--- THE INPUT ---

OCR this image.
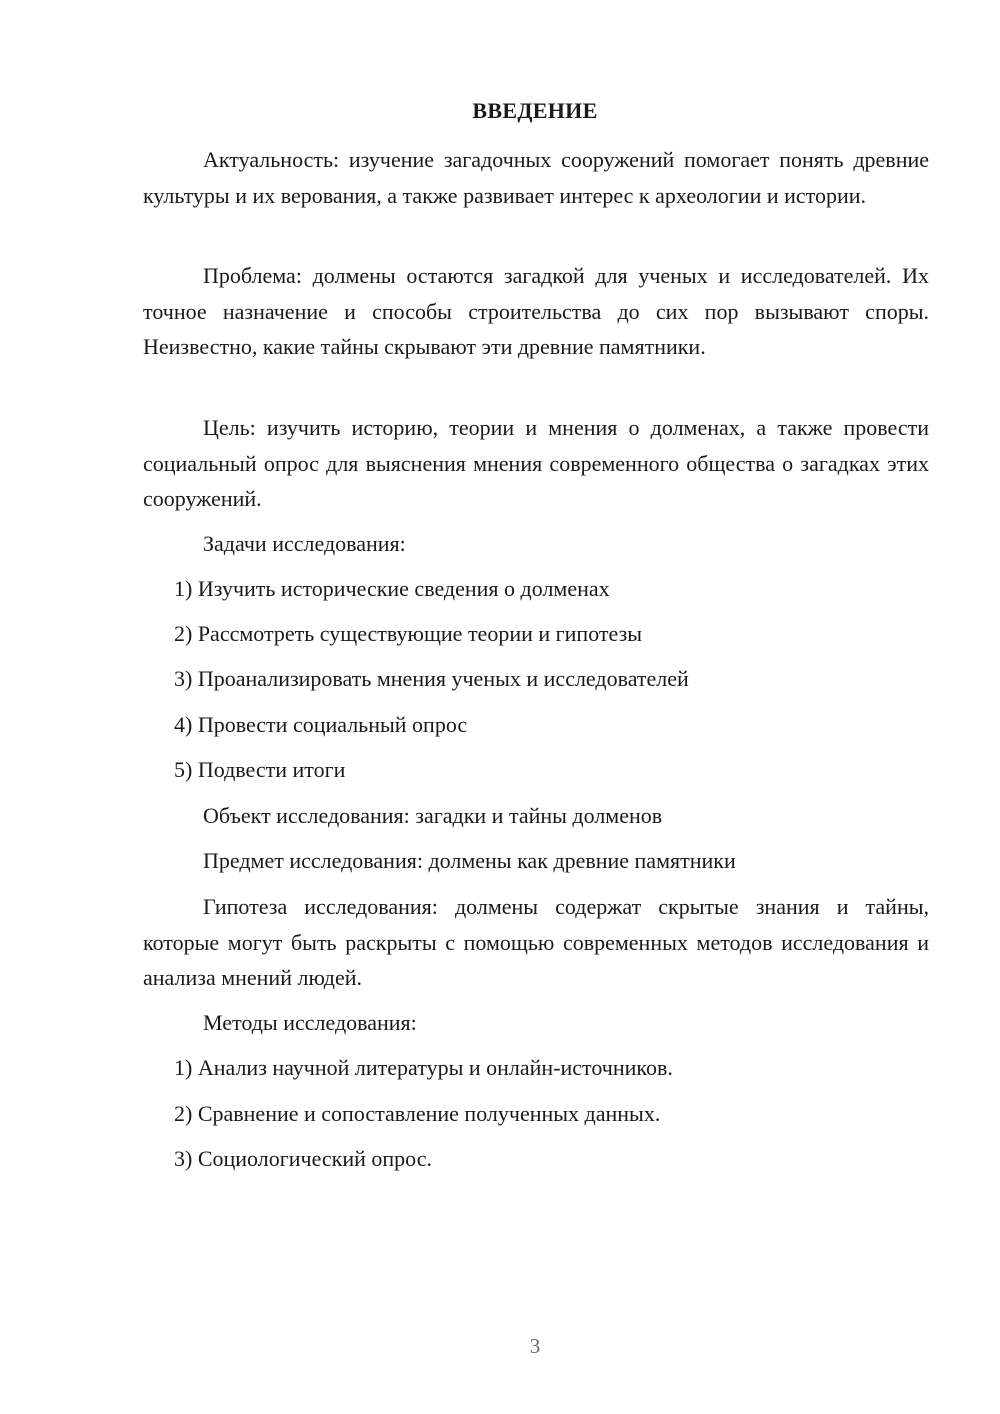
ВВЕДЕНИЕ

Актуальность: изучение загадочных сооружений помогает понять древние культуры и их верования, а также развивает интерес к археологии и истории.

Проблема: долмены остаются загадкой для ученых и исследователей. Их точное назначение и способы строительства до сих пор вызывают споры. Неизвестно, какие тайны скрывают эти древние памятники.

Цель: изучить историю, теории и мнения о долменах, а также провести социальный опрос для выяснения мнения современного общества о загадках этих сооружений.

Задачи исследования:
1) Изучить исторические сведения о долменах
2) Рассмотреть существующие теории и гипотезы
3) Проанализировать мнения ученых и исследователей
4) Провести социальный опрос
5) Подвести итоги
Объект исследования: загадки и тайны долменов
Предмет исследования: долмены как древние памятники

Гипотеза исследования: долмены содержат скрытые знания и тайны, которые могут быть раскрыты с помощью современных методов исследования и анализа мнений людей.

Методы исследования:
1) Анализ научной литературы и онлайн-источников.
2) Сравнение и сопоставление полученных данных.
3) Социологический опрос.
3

---

GIVEN TASK
Pull out all lines in the data above that include "социальный".

EXERCISE OUTPUT
Цель: изучить историю, теории и мнения о долменах, а также провести социальный опрос для выяснения мнения современного общества о загадках этих сооружений.
4) Провести социальный опрос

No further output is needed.